:: Records for the task ::

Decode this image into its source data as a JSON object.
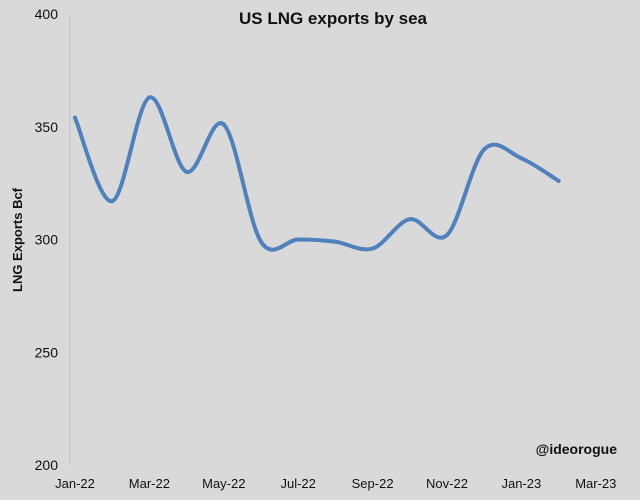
{
  "chart_data": {
    "type": "line",
    "title": "US LNG exports by sea",
    "ylabel": "LNG Exports Bcf",
    "xlabel": "",
    "ylim": [
      200,
      400
    ],
    "yticks": [
      200,
      250,
      300,
      350,
      400
    ],
    "xticks": [
      "Jan-22",
      "Mar-22",
      "May-22",
      "Jul-22",
      "Sep-22",
      "Nov-22",
      "Jan-23",
      "Mar-23"
    ],
    "grid": false,
    "line_color": "#4f81bd",
    "x": [
      "Jan-22",
      "Feb-22",
      "Mar-22",
      "Apr-22",
      "May-22",
      "Jun-22",
      "Jul-22",
      "Aug-22",
      "Sep-22",
      "Oct-22",
      "Nov-22",
      "Dec-22",
      "Jan-23",
      "Feb-23"
    ],
    "series": [
      {
        "values": [
          354,
          317,
          363,
          330,
          351,
          299,
          300,
          299,
          296,
          309,
          302,
          340,
          336,
          326
        ]
      }
    ],
    "watermark": "@ideorogue"
  }
}
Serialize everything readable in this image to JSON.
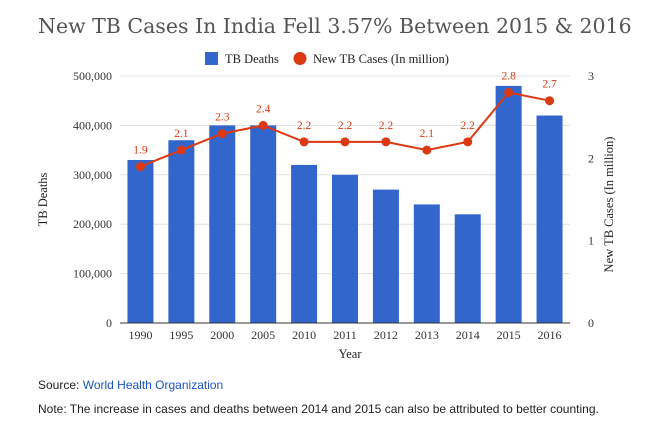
{
  "title": "New TB Cases In India Fell 3.57% Between 2015 & 2016",
  "source": {
    "label": "Source:",
    "link_text": "World Health Organization"
  },
  "note": "Note: The increase in cases and deaths between 2014 and 2015 can also be attributed to better counting.",
  "colors": {
    "bar": "#3366cc",
    "line": "#dc3912",
    "grid": "#e0e0e0",
    "axis": "#333333"
  },
  "chart_data": {
    "type": "bar",
    "categories": [
      "1990",
      "1995",
      "2000",
      "2005",
      "2010",
      "2011",
      "2012",
      "2013",
      "2014",
      "2015",
      "2016"
    ],
    "series": [
      {
        "name": "TB Deaths",
        "type": "bar",
        "axis": "left",
        "values": [
          330000,
          370000,
          400000,
          400000,
          320000,
          300000,
          270000,
          240000,
          220000,
          480000,
          420000
        ]
      },
      {
        "name": "New TB Cases (In million)",
        "type": "line",
        "axis": "right",
        "values": [
          1.9,
          2.1,
          2.3,
          2.4,
          2.2,
          2.2,
          2.2,
          2.1,
          2.2,
          2.8,
          2.7
        ],
        "labels": [
          "1.9",
          "2.1",
          "2.3",
          "2.4",
          "2.2",
          "2.2",
          "2.2",
          "2.1",
          "2.2",
          "2.8",
          "2.7"
        ]
      }
    ],
    "xlabel": "Year",
    "ylabel": "TB Deaths",
    "y2label": "New TB Cases (In million)",
    "ylim": [
      0,
      500000
    ],
    "y2lim": [
      0,
      3
    ],
    "yticks": [
      "0",
      "100,000",
      "200,000",
      "300,000",
      "400,000",
      "500,000"
    ],
    "y2ticks": [
      "0",
      "1",
      "2",
      "3"
    ],
    "legend": "top-center",
    "grid": true
  }
}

:::

* [Work to complete]:
Find the lines that include the string "title", then copy each of them.

* [Worked answer]:
    "title": "US LNG exports by sea",
  "title": "New TB Cases In India Fell 3.57% Between 2015 & 2016",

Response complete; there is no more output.